Supplied data:

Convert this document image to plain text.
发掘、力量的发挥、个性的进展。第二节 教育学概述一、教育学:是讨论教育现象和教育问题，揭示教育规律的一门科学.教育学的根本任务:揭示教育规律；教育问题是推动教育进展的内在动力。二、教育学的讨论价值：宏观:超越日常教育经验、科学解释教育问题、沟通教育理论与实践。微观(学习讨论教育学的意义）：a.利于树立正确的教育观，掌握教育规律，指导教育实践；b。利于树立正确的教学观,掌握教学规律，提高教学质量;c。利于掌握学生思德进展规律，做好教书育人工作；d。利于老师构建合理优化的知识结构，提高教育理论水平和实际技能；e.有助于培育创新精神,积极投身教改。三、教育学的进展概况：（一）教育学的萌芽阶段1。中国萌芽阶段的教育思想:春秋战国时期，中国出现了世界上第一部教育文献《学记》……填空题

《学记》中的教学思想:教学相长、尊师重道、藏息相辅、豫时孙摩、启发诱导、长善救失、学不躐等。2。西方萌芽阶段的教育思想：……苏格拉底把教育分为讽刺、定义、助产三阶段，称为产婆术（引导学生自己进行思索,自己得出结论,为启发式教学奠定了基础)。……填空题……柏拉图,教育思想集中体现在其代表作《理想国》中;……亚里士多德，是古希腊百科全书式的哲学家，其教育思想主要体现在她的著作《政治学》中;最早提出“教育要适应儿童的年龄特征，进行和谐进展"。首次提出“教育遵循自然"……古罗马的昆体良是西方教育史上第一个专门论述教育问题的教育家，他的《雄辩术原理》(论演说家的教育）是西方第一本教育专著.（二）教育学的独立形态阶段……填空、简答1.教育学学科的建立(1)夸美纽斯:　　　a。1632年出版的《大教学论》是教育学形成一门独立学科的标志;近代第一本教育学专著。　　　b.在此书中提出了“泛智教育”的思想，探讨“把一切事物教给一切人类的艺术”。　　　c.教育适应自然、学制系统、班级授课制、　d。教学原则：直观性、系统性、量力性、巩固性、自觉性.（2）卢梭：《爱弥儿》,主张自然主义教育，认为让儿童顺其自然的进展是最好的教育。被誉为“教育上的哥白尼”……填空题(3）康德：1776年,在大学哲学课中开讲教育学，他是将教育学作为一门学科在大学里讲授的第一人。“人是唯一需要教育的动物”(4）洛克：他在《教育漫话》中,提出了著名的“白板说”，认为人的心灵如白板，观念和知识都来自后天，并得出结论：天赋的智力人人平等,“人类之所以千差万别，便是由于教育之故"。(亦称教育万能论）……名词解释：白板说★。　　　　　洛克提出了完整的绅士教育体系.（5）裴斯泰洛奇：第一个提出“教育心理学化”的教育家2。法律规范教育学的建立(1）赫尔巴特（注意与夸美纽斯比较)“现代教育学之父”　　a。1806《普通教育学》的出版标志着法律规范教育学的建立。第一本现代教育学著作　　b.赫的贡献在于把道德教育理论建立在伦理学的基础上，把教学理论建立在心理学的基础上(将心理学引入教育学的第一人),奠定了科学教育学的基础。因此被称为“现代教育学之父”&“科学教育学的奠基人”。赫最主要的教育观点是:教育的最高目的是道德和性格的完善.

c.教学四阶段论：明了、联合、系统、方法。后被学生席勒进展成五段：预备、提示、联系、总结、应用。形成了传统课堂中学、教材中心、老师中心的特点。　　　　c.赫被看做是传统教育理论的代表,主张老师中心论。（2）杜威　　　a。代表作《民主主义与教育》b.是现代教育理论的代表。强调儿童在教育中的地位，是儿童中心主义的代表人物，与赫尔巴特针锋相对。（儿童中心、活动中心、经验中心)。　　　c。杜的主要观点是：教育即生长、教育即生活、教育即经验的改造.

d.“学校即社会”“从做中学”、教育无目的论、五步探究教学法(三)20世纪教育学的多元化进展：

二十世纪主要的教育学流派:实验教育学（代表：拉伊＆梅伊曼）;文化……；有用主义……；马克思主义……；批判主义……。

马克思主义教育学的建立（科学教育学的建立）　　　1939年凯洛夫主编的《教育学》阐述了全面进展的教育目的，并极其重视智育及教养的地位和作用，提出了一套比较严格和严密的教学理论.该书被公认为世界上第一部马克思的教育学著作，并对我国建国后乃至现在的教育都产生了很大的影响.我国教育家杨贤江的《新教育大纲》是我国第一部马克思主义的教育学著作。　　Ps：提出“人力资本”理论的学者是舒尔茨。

---

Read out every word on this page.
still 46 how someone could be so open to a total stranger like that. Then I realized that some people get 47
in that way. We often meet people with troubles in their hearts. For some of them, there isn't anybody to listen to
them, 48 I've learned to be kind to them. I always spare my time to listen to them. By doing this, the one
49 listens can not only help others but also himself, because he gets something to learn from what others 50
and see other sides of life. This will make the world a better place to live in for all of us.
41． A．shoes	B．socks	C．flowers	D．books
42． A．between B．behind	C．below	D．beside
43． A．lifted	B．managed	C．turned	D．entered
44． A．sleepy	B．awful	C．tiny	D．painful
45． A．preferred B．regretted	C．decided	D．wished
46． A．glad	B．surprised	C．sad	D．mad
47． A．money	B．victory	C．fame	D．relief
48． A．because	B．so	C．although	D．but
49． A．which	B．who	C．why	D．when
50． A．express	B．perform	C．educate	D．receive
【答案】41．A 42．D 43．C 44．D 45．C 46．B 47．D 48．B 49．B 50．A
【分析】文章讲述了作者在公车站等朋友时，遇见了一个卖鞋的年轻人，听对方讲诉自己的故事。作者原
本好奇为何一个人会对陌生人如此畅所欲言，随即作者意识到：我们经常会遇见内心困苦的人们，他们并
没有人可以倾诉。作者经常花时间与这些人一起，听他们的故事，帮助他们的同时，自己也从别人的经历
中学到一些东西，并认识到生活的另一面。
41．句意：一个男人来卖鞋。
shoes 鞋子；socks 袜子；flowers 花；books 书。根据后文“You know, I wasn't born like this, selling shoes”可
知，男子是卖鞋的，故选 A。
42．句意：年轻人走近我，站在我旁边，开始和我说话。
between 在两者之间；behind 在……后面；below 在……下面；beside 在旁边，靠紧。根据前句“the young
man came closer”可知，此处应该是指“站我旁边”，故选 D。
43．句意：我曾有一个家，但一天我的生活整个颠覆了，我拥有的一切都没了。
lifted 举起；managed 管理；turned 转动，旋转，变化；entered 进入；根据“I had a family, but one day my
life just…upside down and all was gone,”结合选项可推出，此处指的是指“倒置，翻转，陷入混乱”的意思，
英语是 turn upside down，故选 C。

--

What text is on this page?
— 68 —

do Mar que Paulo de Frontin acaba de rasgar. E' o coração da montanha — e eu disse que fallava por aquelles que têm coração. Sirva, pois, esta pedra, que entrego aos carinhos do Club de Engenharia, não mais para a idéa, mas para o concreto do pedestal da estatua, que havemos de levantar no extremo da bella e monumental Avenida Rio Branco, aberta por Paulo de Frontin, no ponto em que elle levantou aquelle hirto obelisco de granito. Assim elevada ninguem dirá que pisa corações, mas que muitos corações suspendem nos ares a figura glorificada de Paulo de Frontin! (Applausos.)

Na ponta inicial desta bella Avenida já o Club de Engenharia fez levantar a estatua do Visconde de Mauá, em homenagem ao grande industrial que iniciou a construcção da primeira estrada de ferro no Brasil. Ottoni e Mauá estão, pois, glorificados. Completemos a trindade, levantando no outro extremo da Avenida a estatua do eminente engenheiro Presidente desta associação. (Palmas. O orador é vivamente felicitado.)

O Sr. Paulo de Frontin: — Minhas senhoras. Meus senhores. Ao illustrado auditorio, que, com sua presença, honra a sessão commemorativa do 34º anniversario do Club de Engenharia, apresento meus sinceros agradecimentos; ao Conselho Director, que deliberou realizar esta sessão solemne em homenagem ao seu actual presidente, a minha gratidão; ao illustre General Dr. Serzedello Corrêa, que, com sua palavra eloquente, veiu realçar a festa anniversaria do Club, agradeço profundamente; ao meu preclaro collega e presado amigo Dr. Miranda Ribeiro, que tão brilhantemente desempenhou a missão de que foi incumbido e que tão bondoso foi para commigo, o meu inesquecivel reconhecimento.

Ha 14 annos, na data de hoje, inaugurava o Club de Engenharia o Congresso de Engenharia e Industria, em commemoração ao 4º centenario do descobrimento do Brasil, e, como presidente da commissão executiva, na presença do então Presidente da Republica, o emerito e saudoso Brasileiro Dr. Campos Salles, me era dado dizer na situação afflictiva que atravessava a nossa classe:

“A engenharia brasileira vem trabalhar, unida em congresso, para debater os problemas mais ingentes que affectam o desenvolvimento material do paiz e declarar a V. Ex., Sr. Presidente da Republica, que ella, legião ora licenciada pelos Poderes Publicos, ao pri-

Required work:
Work out how many lines above contain the word "managed". Give only the number.

Reply to the exercise:
2